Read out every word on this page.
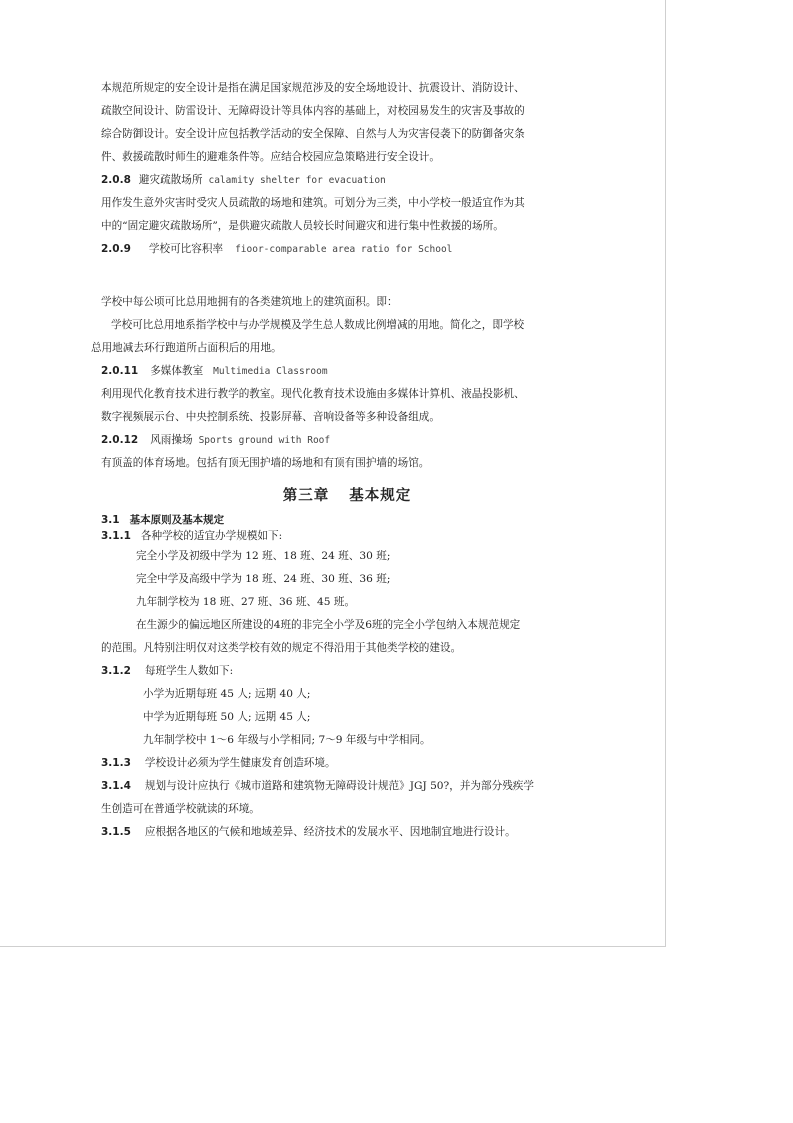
本规范所规定的安全设计是指在满足国家规范涉及的安全场地设计、抗震设计、消防设计、
疏散空间设计、防雷设计、无障碍设计等具体内容的基础上，对校园易发生的灾害及事故的
综合防御设计。安全设计应包括教学活动的安全保障、自然与人为灾害侵袭下的防御备灾条
件、救援疏散时师生的避难条件等。应结合校园应急策略进行安全设计。

2.0.8 避灾疏散场所 calamity shelter for evacuation

用作发生意外灾害时受灾人员疏散的场地和建筑。可划分为三类，中小学校一般适宜作为其
中的“固定避灾疏散场所”，是供避灾疏散人员较长时间避灾和进行集中性救援的场所。

2.0.9 学校可比容积率 fioor-comparable area ratio for School

学校中每公顷可比总用地拥有的各类建筑地上的建筑面积。即：

学校可比总用地系指学校中与办学规模及学生总人数成比例增减的用地。简化之，即学校
总用地减去环行跑道所占面积后的用地。

2.0.11 多媒体教室 Multimedia Classroom

利用现代化教育技术进行教学的教室。现代化教育技术设施由多媒体计算机、液晶投影机、
数字视频展示台、中央控制系统、投影屏幕、音响设备等多种设备组成。

2.0.12 风雨操场 Sports ground with Roof

有顶盖的体育场地。包括有顶无围护墙的场地和有顶有围护墙的场馆。

第三章 基本规定

3.1 基本原则及基本规定

3.1.1 各种学校的适宜办学规模如下:

完全小学及初级中学为 12 班、18 班、24 班、30 班;
完全中学及高级中学为 18 班、24 班、30 班、36 班;
九年制学校为 18 班、27 班、36 班、45 班。

在生源少的偏远地区所建设的4班的非完全小学及6班的完全小学包纳入本规范规定
的范围。凡特别注明仅对这类学校有效的规定不得沿用于其他类学校的建设。

3.1.2 每班学生人数如下:

小学为近期每班 45 人; 远期 40 人;
中学为近期每班 50 人; 远期 45 人;
九年制学校中 1～6 年级与小学相同; 7～9 年级与中学相同。

3.1.3 学校设计必须为学生健康发育创造环境。

3.1.4 规划与设计应执行《城市道路和建筑物无障碍设计规范》JGJ 50?，并为部分残疾学
生创造可在普通学校就读的环境。

3.1.5 应根据各地区的气候和地域差异、经济技术的发展水平、因地制宜地进行设计。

Stated task.
Pictures in the records should not appear in your copy, but everything else must be transcribed exactly.

Exercise response.
Read out every word on this page.
本规范所规定的安全设计是指在满足国家规范涉及的安全场地设计、抗震设计、消防设计、
疏散空间设计、防雷设计、无障碍设计等具体内容的基础上，对校园易发生的灾害及事故的
综合防御设计。安全设计应包括教学活动的安全保障、自然与人为灾害侵袭下的防御备灾条
件、救援疏散时师生的避难条件等。应结合校园应急策略进行安全设计。

2.0.8 避灾疏散场所 calamity shelter for evacuation

用作发生意外灾害时受灾人员疏散的场地和建筑。可划分为三类，中小学校一般适宜作为其
中的“固定避灾疏散场所”，是供避灾疏散人员较长时间避灾和进行集中性救援的场所。

2.0.9 学校可比容积率 fioor-comparable area ratio for School

学校中每公顷可比总用地拥有的各类建筑地上的建筑面积。即：

学校可比总用地系指学校中与办学规模及学生总人数成比例增减的用地。简化之，即学校
总用地减去环行跑道所占面积后的用地。

2.0.11 多媒体教室 Multimedia Classroom

利用现代化教育技术进行教学的教室。现代化教育技术设施由多媒体计算机、液晶投影机、
数字视频展示台、中央控制系统、投影屏幕、音响设备等多种设备组成。

2.0.12 风雨操场 Sports ground with Roof

有顶盖的体育场地。包括有顶无围护墙的场地和有顶有围护墙的场馆。

第三章 基本规定

3.1 基本原则及基本规定

3.1.1 各种学校的适宜办学规模如下:

完全小学及初级中学为 12 班、18 班、24 班、30 班;
完全中学及高级中学为 18 班、24 班、30 班、36 班;
九年制学校为 18 班、27 班、36 班、45 班。

在生源少的偏远地区所建设的4班的非完全小学及6班的完全小学包纳入本规范规定
的范围。凡特别注明仅对这类学校有效的规定不得沿用于其他类学校的建设。

3.1.2 每班学生人数如下:

小学为近期每班 45 人; 远期 40 人;
中学为近期每班 50 人; 远期 45 人;
九年制学校中 1～6 年级与小学相同; 7～9 年级与中学相同。

3.1.3 学校设计必须为学生健康发育创造环境。

3.1.4 规划与设计应执行《城市道路和建筑物无障碍设计规范》JGJ 50?，并为部分残疾学
生创造可在普通学校就读的环境。

3.1.5 应根据各地区的气候和地域差异、经济技术的发展水平、因地制宜地进行设计。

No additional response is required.